### Task brief
Pull each line holding "true" out of the entries below.

══ Supplied data

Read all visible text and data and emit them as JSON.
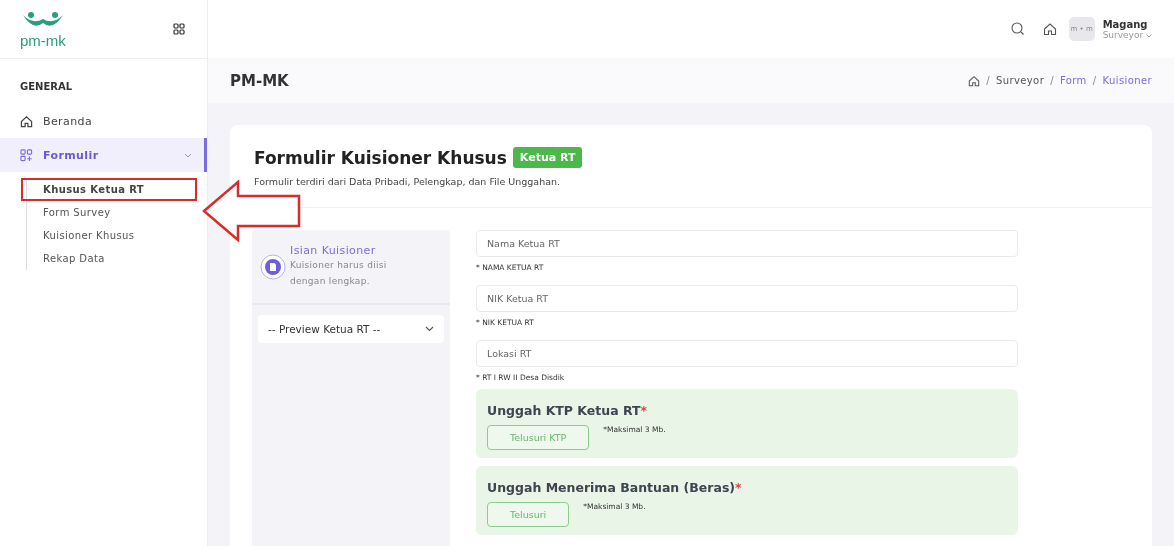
{
  "logo": {
    "text": "pm-mk"
  },
  "topbar": {
    "user_name": "Magang",
    "user_role": "Surveyor",
    "avatar_text": "m • m"
  },
  "breadcrumb_separator": "/",
  "page_title": "PM-MK",
  "breadcrumb": [
    {
      "label": "Surveyor",
      "link": false
    },
    {
      "label": "Form",
      "link": true
    },
    {
      "label": "Kuisioner",
      "link": true
    }
  ],
  "sidebar": {
    "section": "GENERAL",
    "items": [
      {
        "label": "Beranda",
        "selected": false
      },
      {
        "label": "Formulir",
        "selected": true,
        "expanded": true,
        "children": [
          {
            "label": "Khusus Ketua RT",
            "selected": true
          },
          {
            "label": "Form Survey",
            "selected": false
          },
          {
            "label": "Kuisioner Khusus",
            "selected": false
          },
          {
            "label": "Rekap Data",
            "selected": false
          }
        ]
      }
    ]
  },
  "annotation": {
    "highlight": true
  },
  "form": {
    "title": "Formulir Kuisioner Khusus",
    "badge": "Ketua RT",
    "subtitle": "Formulir terdiri dari Data Pribadi, Pelengkap, dan File Unggahan.",
    "panel": {
      "title": "Isian Kuisioner",
      "description": "Kuisioner harus diisi dengan lengkap.",
      "select_value": "-- Preview Ketua RT --"
    },
    "fields": [
      {
        "placeholder": "Nama Ketua RT",
        "hint": "* NAMA KETUA RT"
      },
      {
        "placeholder": "NIK Ketua RT",
        "hint": "* NIK KETUA RT"
      },
      {
        "placeholder": "Lokasi RT",
        "hint": "* RT I RW II Desa Disdik"
      }
    ],
    "required_mark": "*",
    "uploads": [
      {
        "title": "Unggah KTP Ketua RT",
        "required": true,
        "button": "Telusuri KTP",
        "note": "*Maksimal 3 Mb."
      },
      {
        "title": "Unggah Menerima Bantuan (Beras)",
        "required": true,
        "button": "Telusuri",
        "note": "*Maksimal 3 Mb."
      }
    ]
  }
}
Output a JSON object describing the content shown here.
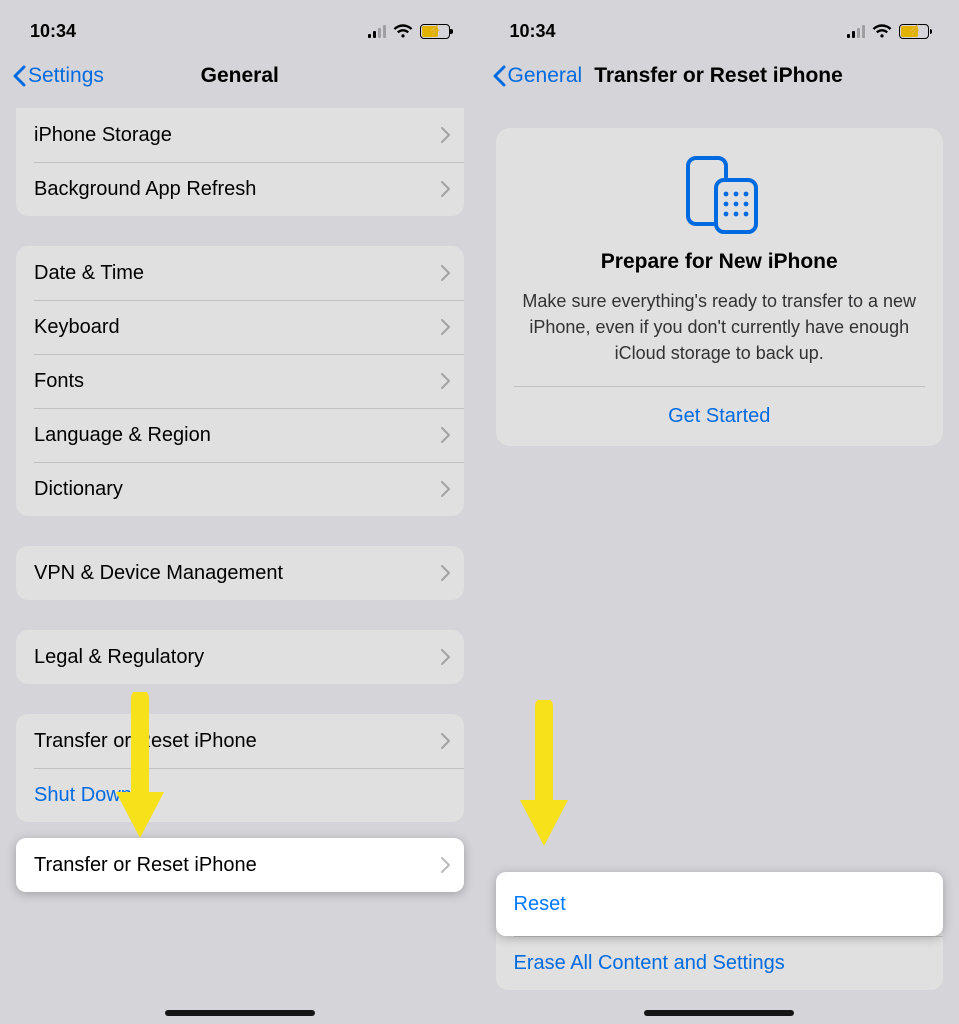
{
  "status": {
    "time": "10:34"
  },
  "left": {
    "back": "Settings",
    "title": "General",
    "rows_g1": [
      "iPhone Storage",
      "Background App Refresh"
    ],
    "rows_g2": [
      "Date & Time",
      "Keyboard",
      "Fonts",
      "Language & Region",
      "Dictionary"
    ],
    "rows_g3": [
      "VPN & Device Management"
    ],
    "rows_g4": [
      "Legal & Regulatory"
    ],
    "highlight_row": "Transfer or Reset iPhone",
    "shutdown": "Shut Down"
  },
  "right": {
    "back": "General",
    "title": "Transfer or Reset iPhone",
    "card_title": "Prepare for New iPhone",
    "card_body": "Make sure everything's ready to transfer to a new iPhone, even if you don't currently have enough iCloud storage to back up.",
    "card_action": "Get Started",
    "reset": "Reset",
    "erase": "Erase All Content and Settings"
  },
  "colors": {
    "accent": "#007aff",
    "arrow": "#f7e11b"
  }
}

════

### Task result
      "link": true
      "link": true
        "selected": true,
        "expanded": true,
            "selected": true
    "highlight": true
        "required": true,
        "required": true,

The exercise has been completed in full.